_Exercise passage_
[TowerTalk] Rotator Choice for Larger Yagi

john at kk9a.com john at kk9a.com
Tue May 3 16:47:28 EDT 2016


I am not even sure that torque means much. All of the rotator issues that
I have had (broken gears, worn keyways, failed potentiometers, etc)
occured while the station was QRT.

I currently use a small and a medium prop pitch.  The small has a 9576:1
gear ratio and the medium has a 7063:1 ratio.  It is possible that the
small one has the same or more torque than the medium.  Which one is less
likely to break, I would guess the medium.  I think you would be happy
switching to prop pitch rotator and Green Heron controller.

John KK9A




To:	towertalk at contesting.com
Subject:	Re: [TowerTalk] Rotator Choice for Larger Yagi
From:	David Gilbert <xdavid at cis-broadband.com>
Date:	Tue, 3 May 2016 11:14:23 -0700


In my opinion, and in general, turning/braking torque as a spec makes more
sense than surface area. In theory, with normal winds, surface area of a
perfectly balanced antenna would have little to do with with how strong a
rotator would be required to turn it. Mass and length would be far more
relevant.

_Data to examine_
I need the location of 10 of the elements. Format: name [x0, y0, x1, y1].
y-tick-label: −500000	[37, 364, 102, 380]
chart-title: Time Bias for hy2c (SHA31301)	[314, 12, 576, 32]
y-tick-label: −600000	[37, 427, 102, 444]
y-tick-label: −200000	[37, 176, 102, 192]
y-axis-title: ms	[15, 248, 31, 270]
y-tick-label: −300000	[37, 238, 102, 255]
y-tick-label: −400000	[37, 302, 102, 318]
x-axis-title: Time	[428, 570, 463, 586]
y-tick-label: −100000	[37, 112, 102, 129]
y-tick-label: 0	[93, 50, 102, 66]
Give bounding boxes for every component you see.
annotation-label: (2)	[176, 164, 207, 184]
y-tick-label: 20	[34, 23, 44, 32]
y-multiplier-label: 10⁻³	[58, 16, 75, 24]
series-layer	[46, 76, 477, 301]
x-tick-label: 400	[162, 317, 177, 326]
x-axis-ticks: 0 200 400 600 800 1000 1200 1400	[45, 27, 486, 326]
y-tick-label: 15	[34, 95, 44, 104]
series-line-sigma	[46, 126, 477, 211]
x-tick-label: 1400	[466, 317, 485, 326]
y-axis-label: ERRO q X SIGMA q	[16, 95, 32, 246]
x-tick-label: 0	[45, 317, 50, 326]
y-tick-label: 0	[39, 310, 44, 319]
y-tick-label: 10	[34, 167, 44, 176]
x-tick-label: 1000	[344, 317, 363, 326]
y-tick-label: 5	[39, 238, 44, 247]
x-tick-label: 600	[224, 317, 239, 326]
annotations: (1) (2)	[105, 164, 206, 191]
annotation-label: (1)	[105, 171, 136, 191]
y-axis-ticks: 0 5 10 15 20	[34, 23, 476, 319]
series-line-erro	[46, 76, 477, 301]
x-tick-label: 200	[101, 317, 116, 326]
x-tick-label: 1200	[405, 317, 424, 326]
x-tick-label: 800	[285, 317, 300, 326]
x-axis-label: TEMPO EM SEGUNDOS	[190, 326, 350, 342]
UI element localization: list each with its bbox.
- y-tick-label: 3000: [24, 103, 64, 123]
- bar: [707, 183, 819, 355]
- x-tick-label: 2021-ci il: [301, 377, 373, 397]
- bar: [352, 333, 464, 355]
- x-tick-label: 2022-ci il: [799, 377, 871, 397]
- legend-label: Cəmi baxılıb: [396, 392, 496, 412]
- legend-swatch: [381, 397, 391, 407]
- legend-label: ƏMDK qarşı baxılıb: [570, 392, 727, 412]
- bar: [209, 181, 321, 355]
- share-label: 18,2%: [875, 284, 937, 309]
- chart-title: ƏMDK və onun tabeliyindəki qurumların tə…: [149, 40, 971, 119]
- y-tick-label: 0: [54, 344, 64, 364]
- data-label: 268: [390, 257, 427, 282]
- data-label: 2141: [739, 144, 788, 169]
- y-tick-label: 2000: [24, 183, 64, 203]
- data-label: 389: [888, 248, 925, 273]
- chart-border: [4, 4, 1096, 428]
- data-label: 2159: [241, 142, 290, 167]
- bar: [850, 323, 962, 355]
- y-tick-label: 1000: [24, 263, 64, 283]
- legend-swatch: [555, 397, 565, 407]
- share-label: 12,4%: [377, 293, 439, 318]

_Explore the material_
a) Write out the stretch of the rotator discussion from "john at kk9a.com john" through "station was QRT.", keeping every word unchanged.
b) Extend the mailing-list post on choosing a rotator for a larger Yagi, picking up after its final sentence.
The items have no connection to the rotator discussion.

_Results for the exercise_
a)
john at kk9a.com john at kk9a.com
Tue May 3 16:47:28 EDT 2016


I am not even sure that torque means much. All of the rotator issues that
I have had (broken gears, worn keyways, failed potentiometers, etc)
occured while the station was QRT.

b)
However, in my somewhat unique case, balance and mass of the antenna isn't
all that relevant ... but rated torque of the rotator still is. I live on
a hillside that blocks the normal flow of wind, and I get these monster
swirlers that roar down the hillside as the wind is forced to come around
the ridge line. I've measured them at over 100 mph on a clear day and I
watched one literally lift my 16 year old son about two feet off the
ground. When one of those hits my tower straight on the forces on the boom
ADD UP and put incredible torque on the rotator. I have a PST-61D with
stripped gears to prove it, and the total surface area of my antennas
(OB16-3 and OB2-40) is less than 20 sq ft. The gears were stripped while
in a resting state.

I was going to upgrade to a PST-71D or even PST-110D, but WA7NB's litany
of woe with two different PST-110D's (Hall effect pulse detector issues, I
think) has me leaning more toward a prop pitch. The gears on the Smart GE
2500 NS Rotator by Giovannini look totally awesome but it appears to use
an AC motor, and that would involve a permit process I'm not anxious to
pursue.

At the moment I'm still considering what I'm going to do.